Dataset listings of figures:
"""

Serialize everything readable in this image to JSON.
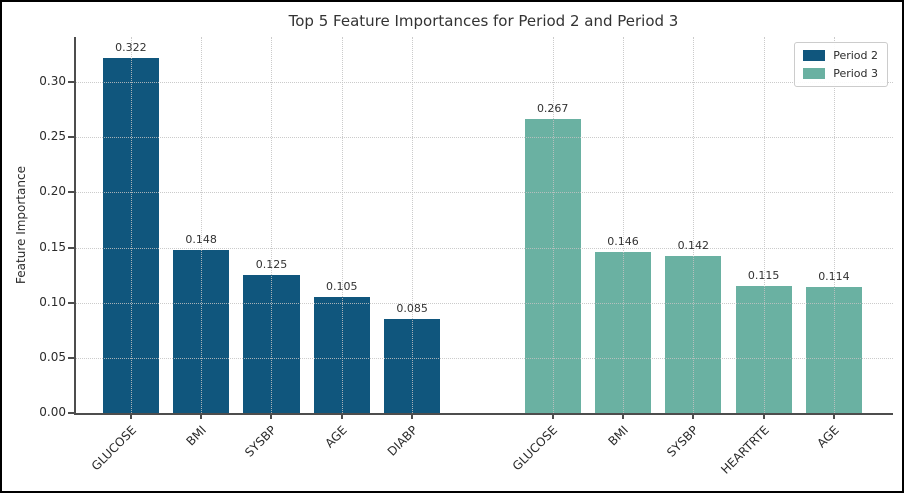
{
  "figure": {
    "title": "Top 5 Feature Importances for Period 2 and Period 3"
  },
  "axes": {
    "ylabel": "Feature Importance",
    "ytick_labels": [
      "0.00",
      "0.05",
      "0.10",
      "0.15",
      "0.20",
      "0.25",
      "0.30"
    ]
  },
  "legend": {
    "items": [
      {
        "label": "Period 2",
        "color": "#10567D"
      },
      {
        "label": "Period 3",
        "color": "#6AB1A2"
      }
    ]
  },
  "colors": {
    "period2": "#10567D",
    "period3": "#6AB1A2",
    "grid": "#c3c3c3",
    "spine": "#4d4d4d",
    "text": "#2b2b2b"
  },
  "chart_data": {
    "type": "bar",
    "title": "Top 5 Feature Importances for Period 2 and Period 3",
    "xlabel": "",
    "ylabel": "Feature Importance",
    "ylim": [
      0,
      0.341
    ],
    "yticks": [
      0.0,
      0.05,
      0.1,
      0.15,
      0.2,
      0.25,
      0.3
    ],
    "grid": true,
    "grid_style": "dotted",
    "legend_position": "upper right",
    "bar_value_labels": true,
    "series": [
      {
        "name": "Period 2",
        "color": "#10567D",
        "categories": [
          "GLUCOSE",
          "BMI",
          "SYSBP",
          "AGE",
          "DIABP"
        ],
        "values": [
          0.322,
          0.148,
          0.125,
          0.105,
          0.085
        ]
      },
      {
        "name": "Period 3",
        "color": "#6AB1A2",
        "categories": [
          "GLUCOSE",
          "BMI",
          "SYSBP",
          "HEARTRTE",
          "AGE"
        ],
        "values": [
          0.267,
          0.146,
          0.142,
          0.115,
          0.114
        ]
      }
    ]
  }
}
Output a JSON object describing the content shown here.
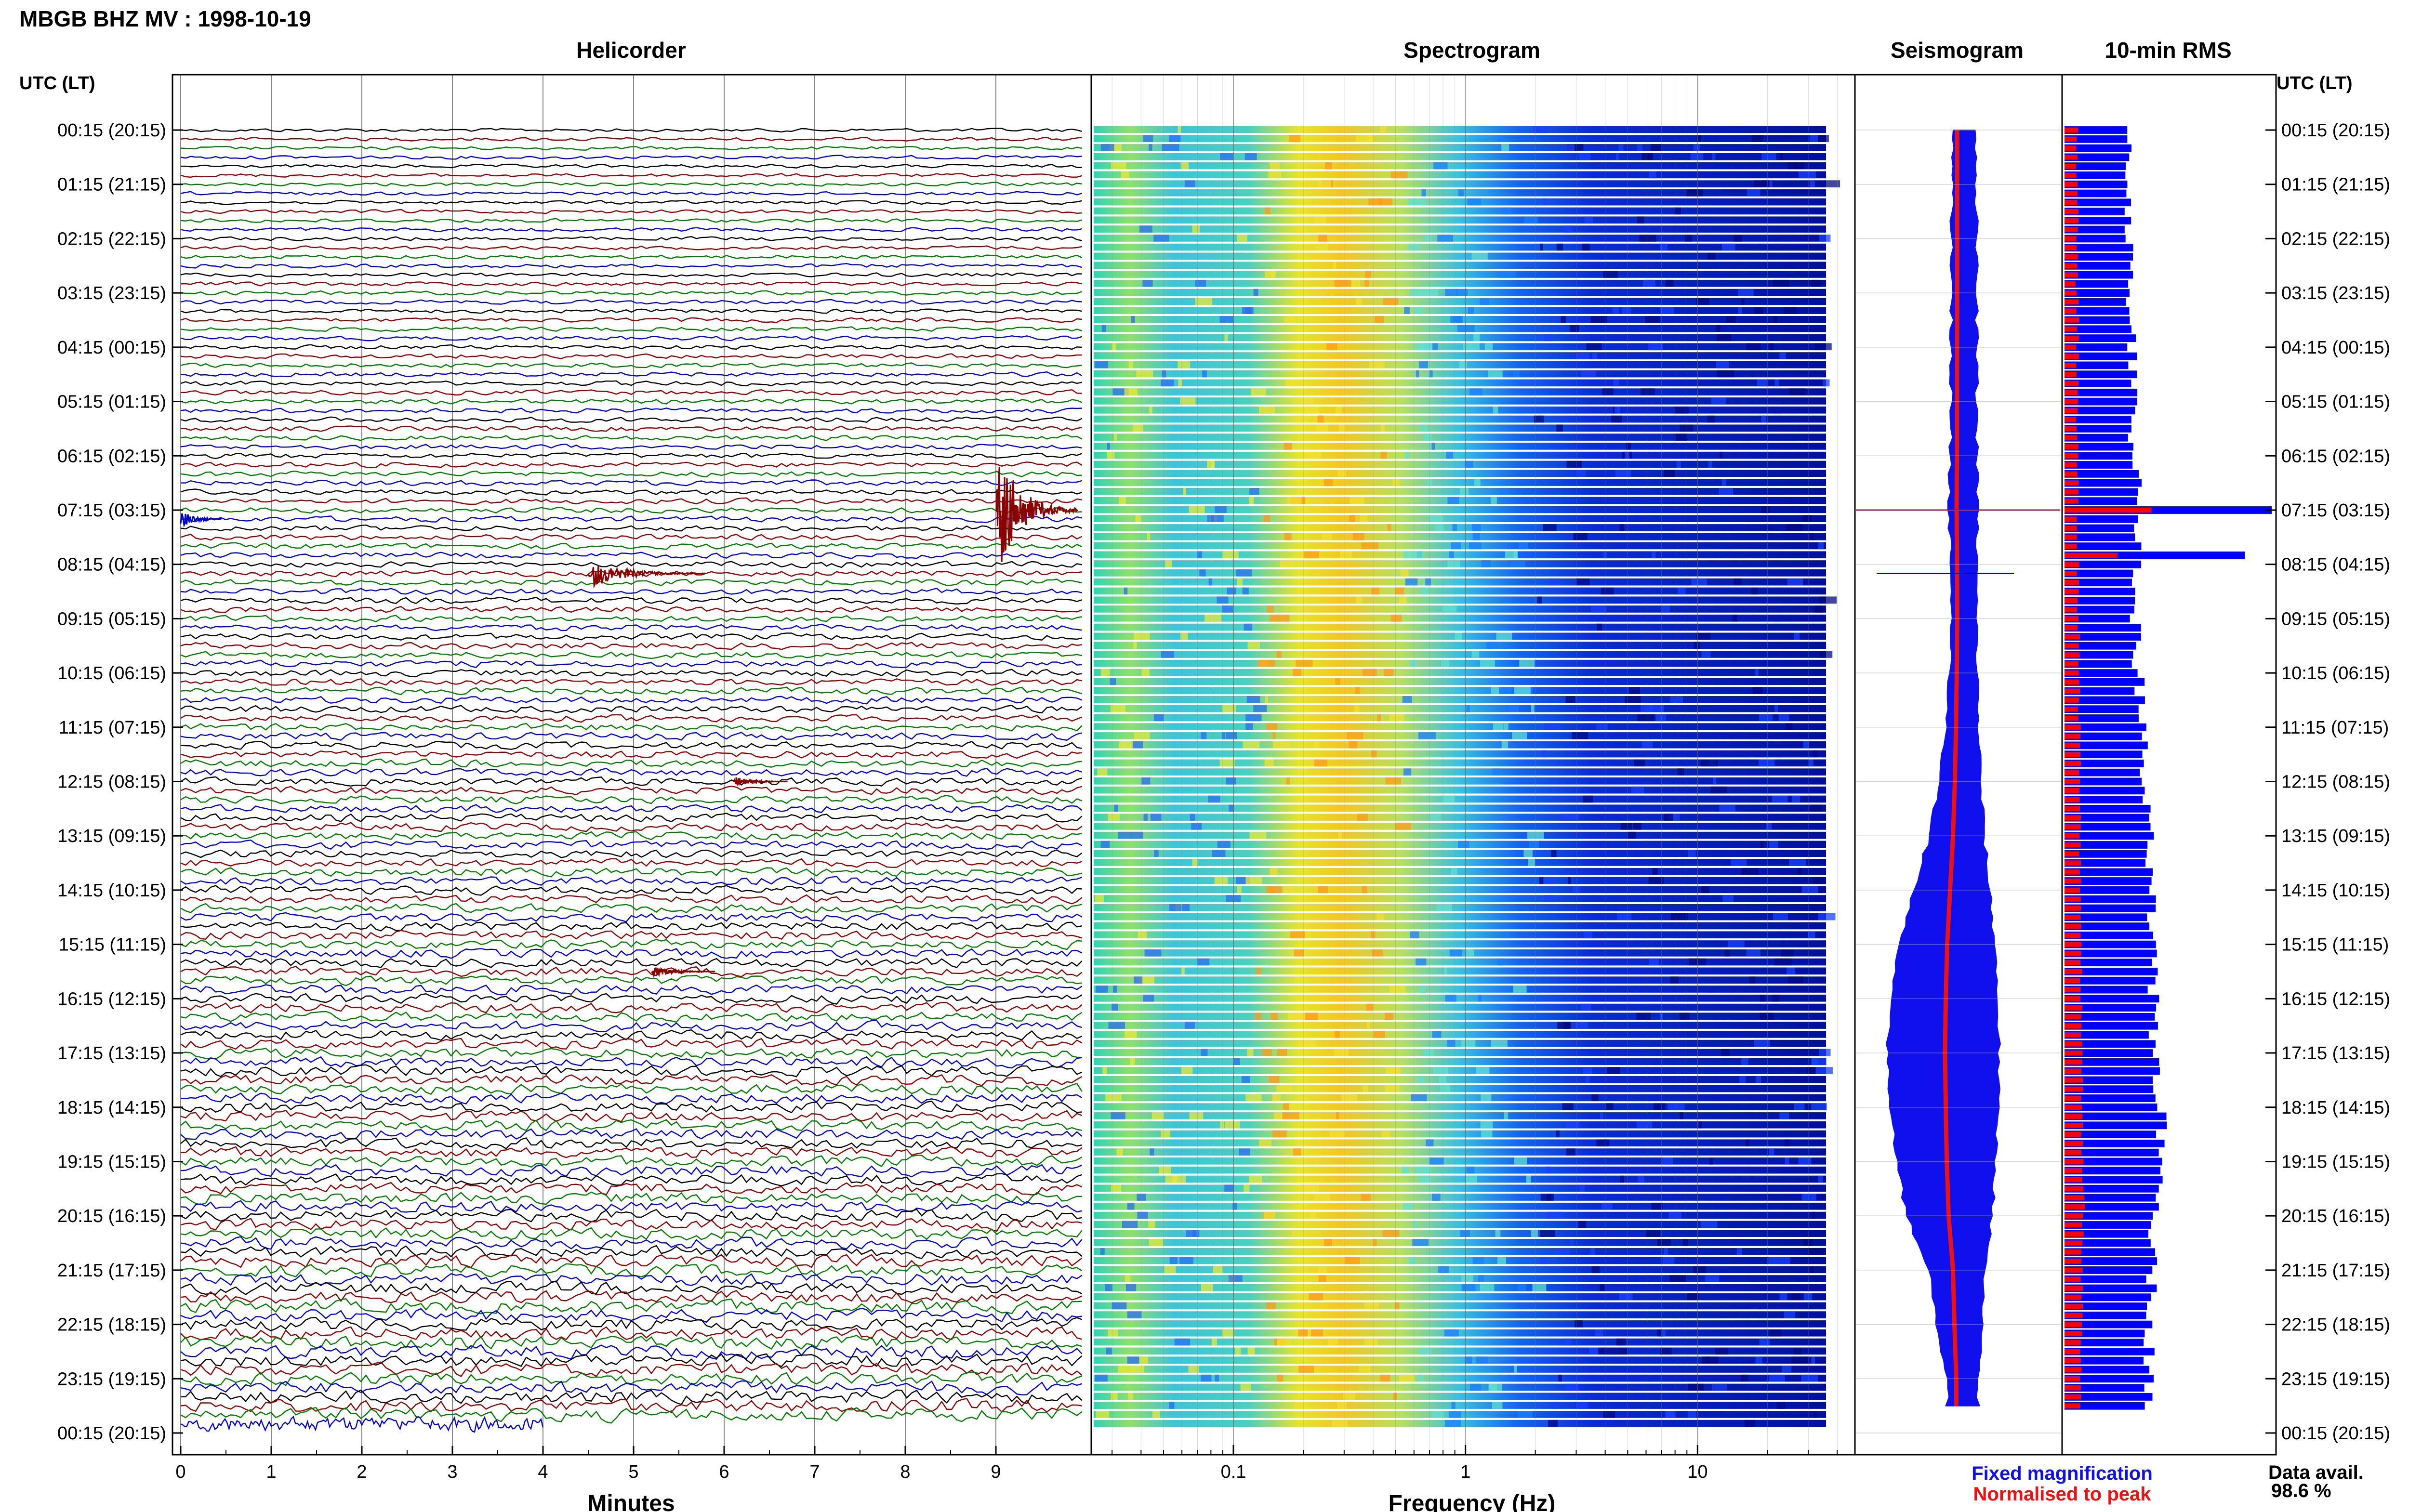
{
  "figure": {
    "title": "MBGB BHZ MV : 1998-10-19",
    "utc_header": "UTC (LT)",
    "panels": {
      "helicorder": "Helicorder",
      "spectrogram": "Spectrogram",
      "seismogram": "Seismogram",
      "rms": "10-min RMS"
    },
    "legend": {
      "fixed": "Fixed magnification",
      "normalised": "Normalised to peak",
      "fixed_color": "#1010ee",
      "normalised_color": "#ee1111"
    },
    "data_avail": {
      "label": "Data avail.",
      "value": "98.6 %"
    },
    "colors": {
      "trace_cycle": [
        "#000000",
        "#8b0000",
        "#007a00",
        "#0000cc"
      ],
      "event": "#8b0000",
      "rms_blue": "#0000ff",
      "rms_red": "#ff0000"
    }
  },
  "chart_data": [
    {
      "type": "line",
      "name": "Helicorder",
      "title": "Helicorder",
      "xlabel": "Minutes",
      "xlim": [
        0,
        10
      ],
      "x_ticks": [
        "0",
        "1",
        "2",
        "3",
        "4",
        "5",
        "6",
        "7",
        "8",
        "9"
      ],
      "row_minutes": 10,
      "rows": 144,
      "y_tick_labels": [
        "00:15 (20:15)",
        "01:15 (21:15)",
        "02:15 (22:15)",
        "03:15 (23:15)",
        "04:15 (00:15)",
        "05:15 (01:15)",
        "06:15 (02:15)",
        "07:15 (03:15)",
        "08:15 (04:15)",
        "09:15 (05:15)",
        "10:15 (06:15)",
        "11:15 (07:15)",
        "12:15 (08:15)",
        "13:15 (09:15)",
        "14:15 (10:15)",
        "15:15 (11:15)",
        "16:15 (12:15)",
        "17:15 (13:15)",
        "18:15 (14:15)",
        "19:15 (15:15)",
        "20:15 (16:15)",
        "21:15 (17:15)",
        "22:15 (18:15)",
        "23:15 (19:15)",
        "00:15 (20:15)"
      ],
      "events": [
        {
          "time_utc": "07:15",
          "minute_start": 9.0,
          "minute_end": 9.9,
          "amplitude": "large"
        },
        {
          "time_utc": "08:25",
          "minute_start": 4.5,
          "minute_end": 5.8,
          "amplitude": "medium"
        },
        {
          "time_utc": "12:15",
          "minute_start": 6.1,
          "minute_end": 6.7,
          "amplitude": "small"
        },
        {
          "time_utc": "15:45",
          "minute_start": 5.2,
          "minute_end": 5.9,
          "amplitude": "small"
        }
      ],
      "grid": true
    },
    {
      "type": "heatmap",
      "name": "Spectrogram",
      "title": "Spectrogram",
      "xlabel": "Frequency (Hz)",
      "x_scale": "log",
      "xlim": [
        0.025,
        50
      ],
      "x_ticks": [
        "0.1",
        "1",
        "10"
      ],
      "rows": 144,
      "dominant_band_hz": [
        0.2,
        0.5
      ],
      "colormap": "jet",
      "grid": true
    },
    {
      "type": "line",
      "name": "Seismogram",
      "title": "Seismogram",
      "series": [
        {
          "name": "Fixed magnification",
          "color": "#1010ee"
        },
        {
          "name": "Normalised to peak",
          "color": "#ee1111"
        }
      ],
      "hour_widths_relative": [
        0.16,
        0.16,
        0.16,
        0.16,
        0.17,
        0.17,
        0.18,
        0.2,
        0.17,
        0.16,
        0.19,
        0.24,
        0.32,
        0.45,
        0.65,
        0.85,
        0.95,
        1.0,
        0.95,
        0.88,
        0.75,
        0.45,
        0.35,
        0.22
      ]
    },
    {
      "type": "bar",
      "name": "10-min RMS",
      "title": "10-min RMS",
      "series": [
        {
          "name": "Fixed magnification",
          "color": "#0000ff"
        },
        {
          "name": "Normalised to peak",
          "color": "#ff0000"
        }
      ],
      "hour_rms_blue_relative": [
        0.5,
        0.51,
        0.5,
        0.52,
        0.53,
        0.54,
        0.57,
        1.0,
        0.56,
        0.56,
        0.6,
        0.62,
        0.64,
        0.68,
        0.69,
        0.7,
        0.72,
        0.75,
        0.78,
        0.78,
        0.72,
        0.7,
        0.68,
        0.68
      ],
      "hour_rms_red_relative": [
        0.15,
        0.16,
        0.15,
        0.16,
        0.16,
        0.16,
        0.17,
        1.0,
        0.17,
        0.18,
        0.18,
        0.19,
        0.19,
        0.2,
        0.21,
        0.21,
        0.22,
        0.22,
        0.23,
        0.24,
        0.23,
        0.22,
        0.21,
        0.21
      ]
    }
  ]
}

"""

Among the lines of the data above, count those holding "JSON" and state only the number.

▶ Problem solution
2